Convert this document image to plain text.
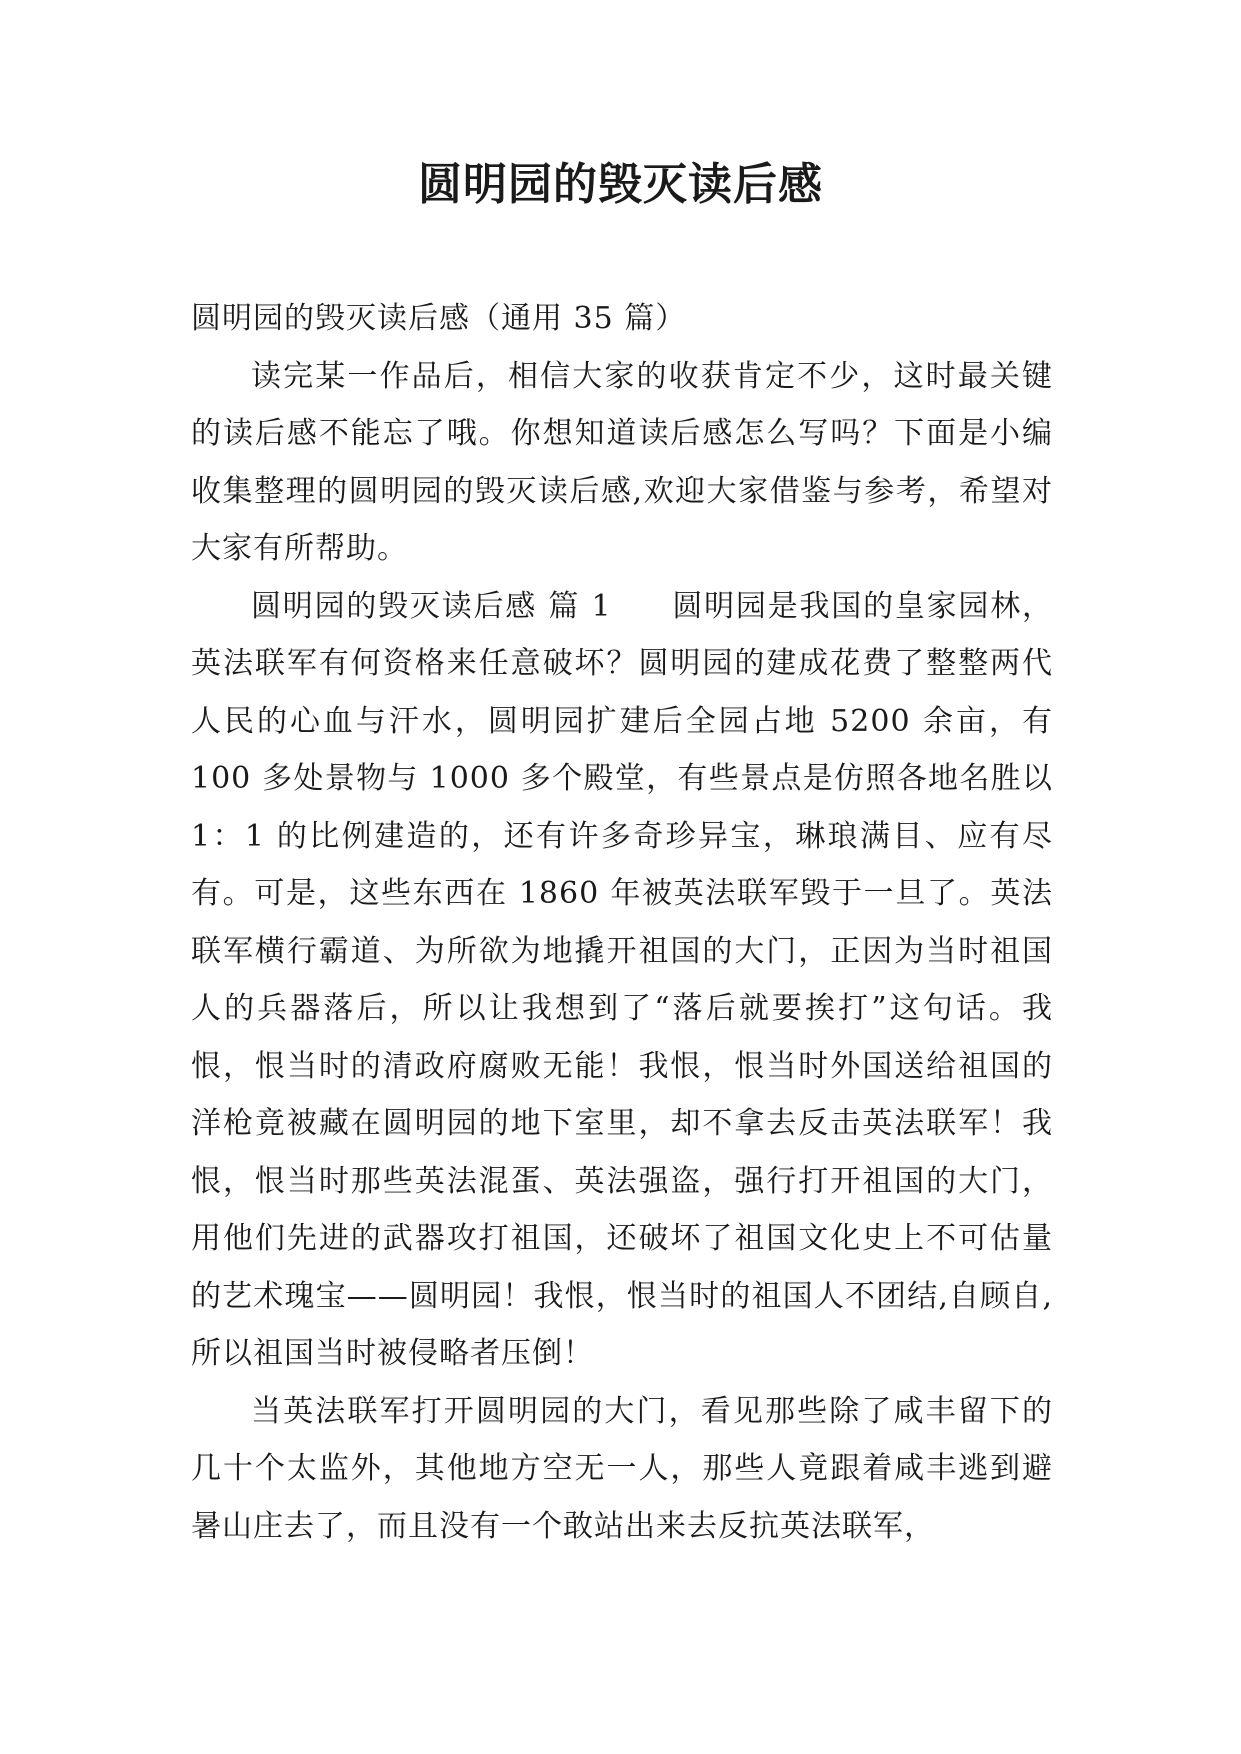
圆明园的毁灭读后感

圆明园的毁灭读后感（通用 35 篇）

读完某一作品后，相信大家的收获肯定不少，这时最关键的读后感不能忘了哦。你想知道读后感怎么写吗？下面是小编收集整理的圆明园的毁灭读后感,欢迎大家借鉴与参考，希望对大家有所帮助。

圆明园的毁灭读后感 篇 1 圆明园是我国的皇家园林，英法联军有何资格来任意破坏？圆明园的建成花费了整整两代人民的心血与汗水，圆明园扩建后全园占地 5200 余亩，有 100 多处景物与 1000 多个殿堂，有些景点是仿照各地名胜以 1：1 的比例建造的，还有许多奇珍异宝，琳琅满目、应有尽有。可是，这些东西在 1860 年被英法联军毁于一旦了。英法联军横行霸道、为所欲为地撬开祖国的大门，正因为当时祖国人的兵器落后，所以让我想到了“落后就要挨打”这句话。我恨，恨当时的清政府腐败无能！我恨，恨当时外国送给祖国的洋枪竟被藏在圆明园的地下室里，却不拿去反击英法联军！我恨，恨当时那些英法混蛋、英法强盗，强行打开祖国的大门，用他们先进的武器攻打祖国，还破坏了祖国文化史上不可估量的艺术瑰宝——圆明园！我恨，恨当时的祖国人不团结,自顾自,所以祖国当时被侵略者压倒！

当英法联军打开圆明园的大门，看见那些除了咸丰留下的几十个太监外，其他地方空无一人，那些人竟跟着咸丰逃到避暑山庄去了，而且没有一个敢站出来去反抗英法联军，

_ _ _ _

= What is asked =
Each line of the data is to be duplicated exactly; pictures stay out of the copy.

= Response to the exercise =
Convert this document image to plain text.
圆明园的毁灭读后感

圆明园的毁灭读后感（通用 35 篇）

读完某一作品后，相信大家的收获肯定不少，这时最关键的读后感不能忘了哦。你想知道读后感怎么写吗？下面是小编收集整理的圆明园的毁灭读后感,欢迎大家借鉴与参考，希望对大家有所帮助。

圆明园的毁灭读后感 篇 1 圆明园是我国的皇家园林，英法联军有何资格来任意破坏？圆明园的建成花费了整整两代人民的心血与汗水，圆明园扩建后全园占地 5200 余亩，有 100 多处景物与 1000 多个殿堂，有些景点是仿照各地名胜以 1：1 的比例建造的，还有许多奇珍异宝，琳琅满目、应有尽有。可是，这些东西在 1860 年被英法联军毁于一旦了。英法联军横行霸道、为所欲为地撬开祖国的大门，正因为当时祖国人的兵器落后，所以让我想到了“落后就要挨打”这句话。我恨，恨当时的清政府腐败无能！我恨，恨当时外国送给祖国的洋枪竟被藏在圆明园的地下室里，却不拿去反击英法联军！我恨，恨当时那些英法混蛋、英法强盗，强行打开祖国的大门，用他们先进的武器攻打祖国，还破坏了祖国文化史上不可估量的艺术瑰宝——圆明园！我恨，恨当时的祖国人不团结,自顾自,所以祖国当时被侵略者压倒！

当英法联军打开圆明园的大门，看见那些除了咸丰留下的几十个太监外，其他地方空无一人，那些人竟跟着咸丰逃到避暑山庄去了，而且没有一个敢站出来去反抗英法联军，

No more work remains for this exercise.